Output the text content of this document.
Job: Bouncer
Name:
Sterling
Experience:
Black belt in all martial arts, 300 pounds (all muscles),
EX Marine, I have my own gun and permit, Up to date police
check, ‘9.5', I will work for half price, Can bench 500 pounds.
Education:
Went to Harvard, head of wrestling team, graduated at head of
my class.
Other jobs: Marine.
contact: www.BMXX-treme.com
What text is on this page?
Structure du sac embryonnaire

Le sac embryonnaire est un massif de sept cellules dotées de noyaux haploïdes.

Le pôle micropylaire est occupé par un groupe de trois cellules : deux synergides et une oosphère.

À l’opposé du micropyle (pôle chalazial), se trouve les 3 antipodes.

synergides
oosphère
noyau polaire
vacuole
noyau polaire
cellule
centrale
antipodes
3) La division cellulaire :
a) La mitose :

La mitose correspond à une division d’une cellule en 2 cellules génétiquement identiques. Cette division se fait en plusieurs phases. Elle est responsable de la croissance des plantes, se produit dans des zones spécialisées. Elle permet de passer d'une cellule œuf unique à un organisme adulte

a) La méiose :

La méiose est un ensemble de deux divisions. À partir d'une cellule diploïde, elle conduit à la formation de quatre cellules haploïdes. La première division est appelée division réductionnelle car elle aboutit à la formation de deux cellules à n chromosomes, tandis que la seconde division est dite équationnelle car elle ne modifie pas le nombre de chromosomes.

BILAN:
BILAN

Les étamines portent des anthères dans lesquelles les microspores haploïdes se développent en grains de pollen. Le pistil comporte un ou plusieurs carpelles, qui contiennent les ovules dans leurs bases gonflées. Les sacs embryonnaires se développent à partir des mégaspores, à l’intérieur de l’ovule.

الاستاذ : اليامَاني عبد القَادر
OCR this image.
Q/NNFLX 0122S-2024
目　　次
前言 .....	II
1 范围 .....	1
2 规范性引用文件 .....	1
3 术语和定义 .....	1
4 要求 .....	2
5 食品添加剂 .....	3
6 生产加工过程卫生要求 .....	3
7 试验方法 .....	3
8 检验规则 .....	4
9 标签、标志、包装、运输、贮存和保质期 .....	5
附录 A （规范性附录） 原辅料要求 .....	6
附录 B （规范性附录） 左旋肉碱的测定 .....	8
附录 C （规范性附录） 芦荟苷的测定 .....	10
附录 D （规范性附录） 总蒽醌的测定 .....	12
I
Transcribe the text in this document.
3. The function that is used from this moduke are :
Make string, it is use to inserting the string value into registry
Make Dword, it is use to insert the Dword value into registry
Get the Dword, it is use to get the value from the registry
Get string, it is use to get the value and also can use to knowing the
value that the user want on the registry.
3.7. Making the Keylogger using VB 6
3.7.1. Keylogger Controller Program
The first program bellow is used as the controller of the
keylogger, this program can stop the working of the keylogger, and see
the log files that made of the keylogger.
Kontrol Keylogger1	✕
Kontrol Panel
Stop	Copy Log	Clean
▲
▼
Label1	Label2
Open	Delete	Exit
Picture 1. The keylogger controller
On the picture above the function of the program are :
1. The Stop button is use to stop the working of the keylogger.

◆ Directions: Faithfully copy every entry, leaving nothing out.

◆ Solved problem:
Output the text content of this document.
Job: Bouncer
Name:
Sterling
Experience:
Black belt in all martial arts, 300 pounds (all muscles),
EX Marine, I have my own gun and permit, Up to date police
check, ‘9.5', I will work for half price, Can bench 500 pounds.
Education:
Went to Harvard, head of wrestling team, graduated at head of
my class.
Other jobs: Marine.
contact: www.BMXX-treme.com
What text is on this page?
Structure du sac embryonnaire

Le sac embryonnaire est un massif de sept cellules dotées de noyaux haploïdes.

Le pôle micropylaire est occupé par un groupe de trois cellules : deux synergides et une oosphère.

À l’opposé du micropyle (pôle chalazial), se trouve les 3 antipodes.

synergides
oosphère
noyau polaire
vacuole
noyau polaire
cellule
centrale
antipodes
3) La division cellulaire :
a) La mitose :

La mitose correspond à une division d’une cellule en 2 cellules génétiquement identiques. Cette division se fait en plusieurs phases. Elle est responsable de la croissance des plantes, se produit dans des zones spécialisées. Elle permet de passer d'une cellule œuf unique à un organisme adulte

a) La méiose :

La méiose est un ensemble de deux divisions. À partir d'une cellule diploïde, elle conduit à la formation de quatre cellules haploïdes. La première division est appelée division réductionnelle car elle aboutit à la formation de deux cellules à n chromosomes, tandis que la seconde division est dite équationnelle car elle ne modifie pas le nombre de chromosomes.

BILAN:
BILAN

Les étamines portent des anthères dans lesquelles les microspores haploïdes se développent en grains de pollen. Le pistil comporte un ou plusieurs carpelles, qui contiennent les ovules dans leurs bases gonflées. Les sacs embryonnaires se développent à partir des mégaspores, à l’intérieur de l’ovule.

الاستاذ : اليامَاني عبد القَادر
OCR this image.
Q/NNFLX 0122S-2024
目　　次
前言 .....	II
1 范围 .....	1
2 规范性引用文件 .....	1
3 术语和定义 .....	1
4 要求 .....	2
5 食品添加剂 .....	3
6 生产加工过程卫生要求 .....	3
7 试验方法 .....	3
8 检验规则 .....	4
9 标签、标志、包装、运输、贮存和保质期 .....	5
附录 A （规范性附录） 原辅料要求 .....	6
附录 B （规范性附录） 左旋肉碱的测定 .....	8
附录 C （规范性附录） 芦荟苷的测定 .....	10
附录 D （规范性附录） 总蒽醌的测定 .....	12
I
Transcribe the text in this document.
3. The function that is used from this moduke are :
Make string, it is use to inserting the string value into registry
Make Dword, it is use to insert the Dword value into registry
Get the Dword, it is use to get the value from the registry
Get string, it is use to get the value and also can use to knowing the
value that the user want on the registry.
3.7. Making the Keylogger using VB 6
3.7.1. Keylogger Controller Program
The first program bellow is used as the controller of the
keylogger, this program can stop the working of the keylogger, and see
the log files that made of the keylogger.
Kontrol Keylogger1	✕
Kontrol Panel
Stop	Copy Log	Clean
▲
▼
Label1	Label2
Open	Delete	Exit
Picture 1. The keylogger controller
On the picture above the function of the program are :
1. The Stop button is use to stop the working of the keylogger.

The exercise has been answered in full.